[INSTRUCTION] Scan the records below. List lines holding "image".
>> BEGIN ENTRIES
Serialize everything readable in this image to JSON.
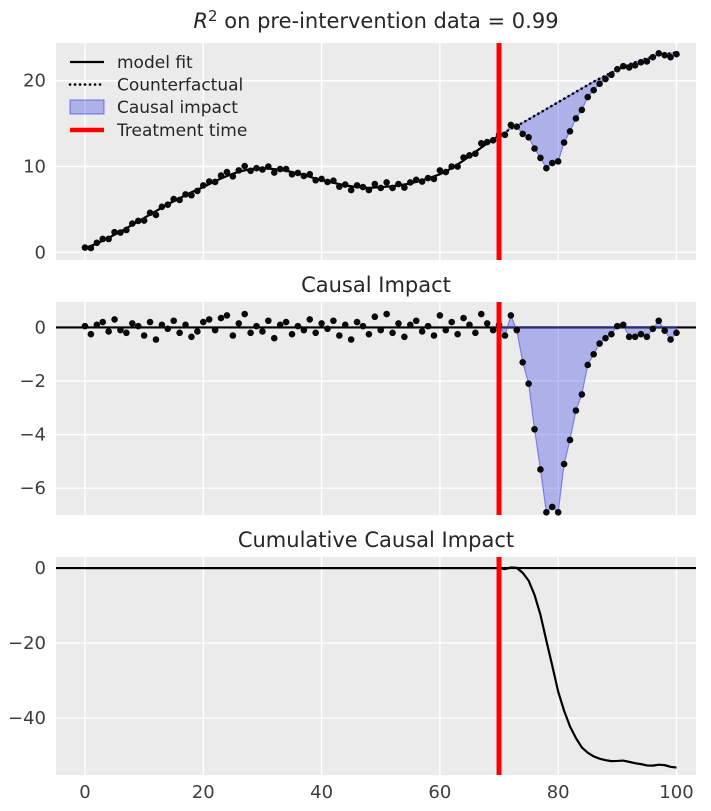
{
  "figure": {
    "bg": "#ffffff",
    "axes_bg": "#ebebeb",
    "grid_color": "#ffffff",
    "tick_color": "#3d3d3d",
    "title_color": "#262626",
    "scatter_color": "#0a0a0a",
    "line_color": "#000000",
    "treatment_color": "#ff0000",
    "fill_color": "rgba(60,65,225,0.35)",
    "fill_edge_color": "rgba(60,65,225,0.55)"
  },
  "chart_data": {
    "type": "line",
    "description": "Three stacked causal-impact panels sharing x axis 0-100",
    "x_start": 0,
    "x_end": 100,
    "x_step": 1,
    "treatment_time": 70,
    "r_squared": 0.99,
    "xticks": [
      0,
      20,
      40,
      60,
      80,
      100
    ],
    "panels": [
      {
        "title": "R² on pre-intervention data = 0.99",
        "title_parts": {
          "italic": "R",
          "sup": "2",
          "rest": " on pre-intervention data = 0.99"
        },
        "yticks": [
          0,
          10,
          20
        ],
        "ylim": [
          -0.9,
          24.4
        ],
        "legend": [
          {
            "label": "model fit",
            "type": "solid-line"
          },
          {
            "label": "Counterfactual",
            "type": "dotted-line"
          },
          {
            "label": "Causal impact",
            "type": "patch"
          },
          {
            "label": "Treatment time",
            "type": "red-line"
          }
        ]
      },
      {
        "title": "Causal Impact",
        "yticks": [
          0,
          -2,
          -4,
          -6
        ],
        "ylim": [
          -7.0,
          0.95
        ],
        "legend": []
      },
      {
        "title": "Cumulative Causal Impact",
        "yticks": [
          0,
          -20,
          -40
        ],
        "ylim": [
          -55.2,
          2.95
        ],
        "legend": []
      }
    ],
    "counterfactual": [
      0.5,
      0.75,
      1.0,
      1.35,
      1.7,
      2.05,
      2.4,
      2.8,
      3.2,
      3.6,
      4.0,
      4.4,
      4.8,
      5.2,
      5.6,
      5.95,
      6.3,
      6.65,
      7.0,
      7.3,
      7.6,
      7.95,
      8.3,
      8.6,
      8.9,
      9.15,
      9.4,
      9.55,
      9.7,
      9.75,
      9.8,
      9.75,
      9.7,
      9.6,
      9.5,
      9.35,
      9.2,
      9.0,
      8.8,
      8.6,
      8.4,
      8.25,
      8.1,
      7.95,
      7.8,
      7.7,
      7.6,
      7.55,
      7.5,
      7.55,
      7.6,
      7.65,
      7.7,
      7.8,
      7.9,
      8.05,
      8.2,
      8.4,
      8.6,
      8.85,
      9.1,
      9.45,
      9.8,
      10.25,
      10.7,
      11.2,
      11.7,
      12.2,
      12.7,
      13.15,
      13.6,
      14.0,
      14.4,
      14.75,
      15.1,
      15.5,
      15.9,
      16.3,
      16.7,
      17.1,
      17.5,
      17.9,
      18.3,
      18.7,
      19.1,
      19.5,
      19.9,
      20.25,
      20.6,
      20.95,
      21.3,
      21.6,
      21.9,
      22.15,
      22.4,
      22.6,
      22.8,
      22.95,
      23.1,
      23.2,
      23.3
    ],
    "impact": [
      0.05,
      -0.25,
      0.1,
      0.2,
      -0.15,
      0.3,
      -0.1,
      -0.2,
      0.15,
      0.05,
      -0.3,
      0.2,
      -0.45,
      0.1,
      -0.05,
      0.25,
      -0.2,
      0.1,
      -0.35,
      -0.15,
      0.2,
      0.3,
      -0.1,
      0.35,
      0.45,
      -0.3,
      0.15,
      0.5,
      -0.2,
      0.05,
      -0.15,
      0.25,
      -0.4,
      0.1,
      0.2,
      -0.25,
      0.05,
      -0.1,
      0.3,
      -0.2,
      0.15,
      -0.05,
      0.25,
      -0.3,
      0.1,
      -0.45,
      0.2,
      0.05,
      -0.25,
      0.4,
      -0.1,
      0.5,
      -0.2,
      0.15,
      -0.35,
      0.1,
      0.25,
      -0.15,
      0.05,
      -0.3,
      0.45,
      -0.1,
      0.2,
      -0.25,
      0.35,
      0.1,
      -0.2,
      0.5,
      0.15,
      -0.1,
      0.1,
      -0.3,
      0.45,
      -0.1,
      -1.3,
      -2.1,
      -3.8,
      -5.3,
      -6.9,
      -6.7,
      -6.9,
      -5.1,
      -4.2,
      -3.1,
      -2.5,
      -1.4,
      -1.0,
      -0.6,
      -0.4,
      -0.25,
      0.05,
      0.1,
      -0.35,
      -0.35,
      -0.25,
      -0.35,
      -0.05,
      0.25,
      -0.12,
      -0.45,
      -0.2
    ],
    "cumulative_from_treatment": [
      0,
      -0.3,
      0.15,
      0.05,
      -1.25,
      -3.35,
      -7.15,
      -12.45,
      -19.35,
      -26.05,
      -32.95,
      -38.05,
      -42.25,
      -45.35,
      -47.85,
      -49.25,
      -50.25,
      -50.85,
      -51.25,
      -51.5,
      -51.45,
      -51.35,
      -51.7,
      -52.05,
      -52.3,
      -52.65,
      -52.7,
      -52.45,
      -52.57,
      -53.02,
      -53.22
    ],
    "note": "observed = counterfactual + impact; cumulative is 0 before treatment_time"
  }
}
>> END ENTRIES
>> BEGIN ENTRIES
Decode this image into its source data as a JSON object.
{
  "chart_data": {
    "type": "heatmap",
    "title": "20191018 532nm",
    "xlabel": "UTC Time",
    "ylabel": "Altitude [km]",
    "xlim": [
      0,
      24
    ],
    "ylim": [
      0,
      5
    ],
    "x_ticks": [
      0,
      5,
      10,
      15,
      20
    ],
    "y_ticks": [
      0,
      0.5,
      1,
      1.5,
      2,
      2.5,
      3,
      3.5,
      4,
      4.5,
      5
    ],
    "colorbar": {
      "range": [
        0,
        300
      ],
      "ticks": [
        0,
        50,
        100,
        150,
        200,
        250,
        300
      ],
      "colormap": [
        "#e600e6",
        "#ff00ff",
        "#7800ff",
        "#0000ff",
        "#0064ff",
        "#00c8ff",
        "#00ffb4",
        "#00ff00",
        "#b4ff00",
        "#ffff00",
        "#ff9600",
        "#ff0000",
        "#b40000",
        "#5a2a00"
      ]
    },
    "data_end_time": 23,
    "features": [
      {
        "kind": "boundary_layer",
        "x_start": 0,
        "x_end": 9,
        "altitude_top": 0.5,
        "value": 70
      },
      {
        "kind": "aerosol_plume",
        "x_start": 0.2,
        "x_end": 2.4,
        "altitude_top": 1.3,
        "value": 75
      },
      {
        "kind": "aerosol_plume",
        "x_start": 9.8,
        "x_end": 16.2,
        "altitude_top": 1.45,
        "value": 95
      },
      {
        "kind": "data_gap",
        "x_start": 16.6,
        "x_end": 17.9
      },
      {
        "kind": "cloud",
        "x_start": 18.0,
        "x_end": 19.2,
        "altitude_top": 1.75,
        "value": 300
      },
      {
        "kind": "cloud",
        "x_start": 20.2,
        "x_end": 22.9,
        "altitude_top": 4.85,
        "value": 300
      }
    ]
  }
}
>> END ENTRIES
[CORRECT OUTPUT]
Serialize everything readable in this image to JSON.
Decode this image into its source data as a JSON object.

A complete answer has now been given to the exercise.